**Problem**
Find all the lines with "value" and gather them.
— Start of Source material —
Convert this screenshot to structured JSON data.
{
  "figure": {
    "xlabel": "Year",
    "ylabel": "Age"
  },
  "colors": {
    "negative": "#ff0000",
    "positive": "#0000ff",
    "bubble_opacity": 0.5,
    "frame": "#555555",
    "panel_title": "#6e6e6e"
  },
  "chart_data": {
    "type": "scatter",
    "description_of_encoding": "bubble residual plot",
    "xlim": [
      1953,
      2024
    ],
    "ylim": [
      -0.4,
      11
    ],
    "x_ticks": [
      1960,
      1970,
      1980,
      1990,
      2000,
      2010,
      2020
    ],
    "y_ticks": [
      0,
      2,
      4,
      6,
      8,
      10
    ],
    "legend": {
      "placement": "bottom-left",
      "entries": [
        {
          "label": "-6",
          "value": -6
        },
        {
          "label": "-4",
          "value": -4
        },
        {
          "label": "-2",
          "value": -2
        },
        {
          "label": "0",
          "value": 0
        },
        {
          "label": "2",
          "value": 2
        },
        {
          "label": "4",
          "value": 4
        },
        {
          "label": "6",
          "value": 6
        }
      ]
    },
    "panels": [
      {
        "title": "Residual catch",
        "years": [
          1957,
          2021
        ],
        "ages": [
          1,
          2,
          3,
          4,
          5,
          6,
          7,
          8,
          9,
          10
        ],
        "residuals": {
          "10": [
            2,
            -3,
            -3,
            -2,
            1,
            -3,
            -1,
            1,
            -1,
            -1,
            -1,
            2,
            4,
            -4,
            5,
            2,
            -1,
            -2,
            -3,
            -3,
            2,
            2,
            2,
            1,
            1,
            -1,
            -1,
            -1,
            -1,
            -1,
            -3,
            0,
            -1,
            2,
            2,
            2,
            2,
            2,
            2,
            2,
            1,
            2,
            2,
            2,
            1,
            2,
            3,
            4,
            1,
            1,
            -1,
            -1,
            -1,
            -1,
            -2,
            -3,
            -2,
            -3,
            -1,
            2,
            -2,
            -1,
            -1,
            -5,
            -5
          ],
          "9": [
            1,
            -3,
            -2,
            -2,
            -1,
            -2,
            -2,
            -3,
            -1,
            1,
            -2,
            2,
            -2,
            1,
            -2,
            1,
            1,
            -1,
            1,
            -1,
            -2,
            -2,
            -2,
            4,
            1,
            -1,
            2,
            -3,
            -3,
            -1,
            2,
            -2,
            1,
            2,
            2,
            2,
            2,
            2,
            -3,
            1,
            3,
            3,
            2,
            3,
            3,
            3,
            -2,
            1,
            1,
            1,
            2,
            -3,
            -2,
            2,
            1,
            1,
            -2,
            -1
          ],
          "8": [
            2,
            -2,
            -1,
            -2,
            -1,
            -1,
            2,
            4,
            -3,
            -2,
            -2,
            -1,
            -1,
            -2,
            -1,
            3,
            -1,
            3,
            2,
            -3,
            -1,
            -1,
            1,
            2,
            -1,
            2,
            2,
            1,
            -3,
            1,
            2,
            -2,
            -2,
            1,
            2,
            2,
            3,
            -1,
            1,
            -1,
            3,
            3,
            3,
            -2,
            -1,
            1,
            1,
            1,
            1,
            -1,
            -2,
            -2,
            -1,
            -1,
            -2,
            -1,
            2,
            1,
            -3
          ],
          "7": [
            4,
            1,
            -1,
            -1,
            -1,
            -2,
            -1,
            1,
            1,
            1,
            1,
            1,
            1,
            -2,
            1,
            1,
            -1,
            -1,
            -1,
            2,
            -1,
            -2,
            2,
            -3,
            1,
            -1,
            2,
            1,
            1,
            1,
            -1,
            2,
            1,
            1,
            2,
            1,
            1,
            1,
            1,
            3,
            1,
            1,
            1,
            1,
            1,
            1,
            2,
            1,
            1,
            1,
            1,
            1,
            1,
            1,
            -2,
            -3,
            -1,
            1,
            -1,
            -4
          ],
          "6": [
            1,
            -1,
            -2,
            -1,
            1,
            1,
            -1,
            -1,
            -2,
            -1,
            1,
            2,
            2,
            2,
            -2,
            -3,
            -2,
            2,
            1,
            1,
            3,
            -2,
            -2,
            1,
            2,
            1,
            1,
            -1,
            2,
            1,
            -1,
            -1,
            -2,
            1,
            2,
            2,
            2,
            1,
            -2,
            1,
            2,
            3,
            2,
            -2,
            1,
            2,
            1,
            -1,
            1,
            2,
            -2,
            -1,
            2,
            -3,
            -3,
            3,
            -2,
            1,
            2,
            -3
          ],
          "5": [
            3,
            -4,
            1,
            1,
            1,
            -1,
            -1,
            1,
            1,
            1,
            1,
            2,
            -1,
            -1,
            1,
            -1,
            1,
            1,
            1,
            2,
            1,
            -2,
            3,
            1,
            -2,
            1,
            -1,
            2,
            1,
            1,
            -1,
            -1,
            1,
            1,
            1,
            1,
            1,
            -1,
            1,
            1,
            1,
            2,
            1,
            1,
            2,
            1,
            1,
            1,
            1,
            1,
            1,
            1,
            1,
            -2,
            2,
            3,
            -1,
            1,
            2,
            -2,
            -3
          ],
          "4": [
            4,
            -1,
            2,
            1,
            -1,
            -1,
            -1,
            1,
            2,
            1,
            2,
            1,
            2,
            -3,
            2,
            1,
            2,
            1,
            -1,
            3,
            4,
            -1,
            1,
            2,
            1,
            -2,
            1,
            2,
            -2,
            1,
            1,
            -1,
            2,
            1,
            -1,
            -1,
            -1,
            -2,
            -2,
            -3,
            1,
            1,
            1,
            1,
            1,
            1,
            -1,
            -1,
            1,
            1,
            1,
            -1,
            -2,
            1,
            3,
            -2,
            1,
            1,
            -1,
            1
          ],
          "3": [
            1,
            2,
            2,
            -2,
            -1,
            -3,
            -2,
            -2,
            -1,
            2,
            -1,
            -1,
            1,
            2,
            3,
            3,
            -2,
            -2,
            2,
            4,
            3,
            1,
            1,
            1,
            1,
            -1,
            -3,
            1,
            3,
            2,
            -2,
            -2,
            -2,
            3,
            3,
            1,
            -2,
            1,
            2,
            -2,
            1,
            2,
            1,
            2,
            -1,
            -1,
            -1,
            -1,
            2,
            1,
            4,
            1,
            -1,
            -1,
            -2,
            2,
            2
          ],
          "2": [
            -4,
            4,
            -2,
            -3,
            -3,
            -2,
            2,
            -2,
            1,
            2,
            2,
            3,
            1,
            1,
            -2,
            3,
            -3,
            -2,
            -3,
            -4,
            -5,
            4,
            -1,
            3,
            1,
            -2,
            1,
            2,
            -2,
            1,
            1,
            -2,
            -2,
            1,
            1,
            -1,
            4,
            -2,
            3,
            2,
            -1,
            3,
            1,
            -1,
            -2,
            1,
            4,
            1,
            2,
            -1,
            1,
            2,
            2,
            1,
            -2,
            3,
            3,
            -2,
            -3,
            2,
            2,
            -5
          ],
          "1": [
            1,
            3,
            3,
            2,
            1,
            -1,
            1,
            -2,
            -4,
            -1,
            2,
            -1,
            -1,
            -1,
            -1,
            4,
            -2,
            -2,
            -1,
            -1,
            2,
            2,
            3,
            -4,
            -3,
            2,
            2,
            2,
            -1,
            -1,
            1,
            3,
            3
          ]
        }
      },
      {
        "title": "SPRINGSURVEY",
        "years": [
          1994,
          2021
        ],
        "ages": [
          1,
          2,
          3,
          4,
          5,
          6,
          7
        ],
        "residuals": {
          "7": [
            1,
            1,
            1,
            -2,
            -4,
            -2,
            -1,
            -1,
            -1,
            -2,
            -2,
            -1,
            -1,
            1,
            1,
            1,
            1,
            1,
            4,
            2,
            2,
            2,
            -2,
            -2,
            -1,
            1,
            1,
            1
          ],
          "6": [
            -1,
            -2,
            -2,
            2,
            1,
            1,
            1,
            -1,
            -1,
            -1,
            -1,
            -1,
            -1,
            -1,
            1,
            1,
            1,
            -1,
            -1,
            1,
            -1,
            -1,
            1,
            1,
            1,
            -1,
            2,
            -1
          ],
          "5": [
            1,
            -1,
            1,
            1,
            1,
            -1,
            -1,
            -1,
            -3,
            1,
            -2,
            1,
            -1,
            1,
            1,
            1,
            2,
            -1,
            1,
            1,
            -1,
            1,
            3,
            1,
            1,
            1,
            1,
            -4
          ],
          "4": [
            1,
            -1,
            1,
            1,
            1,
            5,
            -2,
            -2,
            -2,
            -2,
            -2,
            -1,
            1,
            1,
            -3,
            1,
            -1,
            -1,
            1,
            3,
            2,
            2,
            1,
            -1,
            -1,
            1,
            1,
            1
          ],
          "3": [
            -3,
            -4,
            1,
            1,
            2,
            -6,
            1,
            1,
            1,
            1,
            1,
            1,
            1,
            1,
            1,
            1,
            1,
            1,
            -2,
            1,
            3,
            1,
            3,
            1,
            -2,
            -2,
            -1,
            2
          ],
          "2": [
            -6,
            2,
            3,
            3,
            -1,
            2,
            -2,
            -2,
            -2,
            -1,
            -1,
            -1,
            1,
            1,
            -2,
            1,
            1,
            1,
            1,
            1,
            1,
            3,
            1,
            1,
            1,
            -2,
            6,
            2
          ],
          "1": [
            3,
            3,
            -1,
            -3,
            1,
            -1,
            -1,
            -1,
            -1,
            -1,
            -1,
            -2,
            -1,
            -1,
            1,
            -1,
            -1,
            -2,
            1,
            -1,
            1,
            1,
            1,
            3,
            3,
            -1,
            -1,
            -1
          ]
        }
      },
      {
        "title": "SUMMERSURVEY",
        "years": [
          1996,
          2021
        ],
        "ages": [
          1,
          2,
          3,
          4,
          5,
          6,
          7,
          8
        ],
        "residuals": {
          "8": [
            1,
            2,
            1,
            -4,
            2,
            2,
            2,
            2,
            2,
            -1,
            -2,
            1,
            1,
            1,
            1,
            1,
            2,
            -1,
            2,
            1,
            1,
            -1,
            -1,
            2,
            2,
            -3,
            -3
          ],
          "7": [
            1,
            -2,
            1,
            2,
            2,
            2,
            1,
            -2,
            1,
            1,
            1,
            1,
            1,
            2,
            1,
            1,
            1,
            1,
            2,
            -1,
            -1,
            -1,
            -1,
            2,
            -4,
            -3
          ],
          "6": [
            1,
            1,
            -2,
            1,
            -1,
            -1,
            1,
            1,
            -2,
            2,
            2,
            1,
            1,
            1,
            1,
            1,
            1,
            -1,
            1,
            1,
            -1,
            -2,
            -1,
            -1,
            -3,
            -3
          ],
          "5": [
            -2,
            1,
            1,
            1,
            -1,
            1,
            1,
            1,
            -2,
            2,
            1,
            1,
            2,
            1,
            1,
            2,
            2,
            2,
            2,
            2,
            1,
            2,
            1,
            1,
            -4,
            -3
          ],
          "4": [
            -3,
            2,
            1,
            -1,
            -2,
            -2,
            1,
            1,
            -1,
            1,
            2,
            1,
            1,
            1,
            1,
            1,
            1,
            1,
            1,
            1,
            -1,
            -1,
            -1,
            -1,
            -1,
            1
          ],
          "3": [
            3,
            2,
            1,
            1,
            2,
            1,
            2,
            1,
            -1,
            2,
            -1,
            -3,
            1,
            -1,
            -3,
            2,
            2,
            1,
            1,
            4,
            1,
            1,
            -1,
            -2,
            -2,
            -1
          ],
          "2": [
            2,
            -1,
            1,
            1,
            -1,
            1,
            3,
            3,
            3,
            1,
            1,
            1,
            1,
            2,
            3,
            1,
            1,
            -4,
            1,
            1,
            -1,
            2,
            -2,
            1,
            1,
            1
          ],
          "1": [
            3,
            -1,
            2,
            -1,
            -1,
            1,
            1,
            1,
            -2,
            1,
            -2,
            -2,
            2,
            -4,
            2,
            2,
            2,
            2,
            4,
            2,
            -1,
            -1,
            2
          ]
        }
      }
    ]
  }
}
— End of Source material —
**Output of the task**
          "value": -6
          "value": -4
          "value": -2
          "value": 0
          "value": 2
          "value": 4
          "value": 6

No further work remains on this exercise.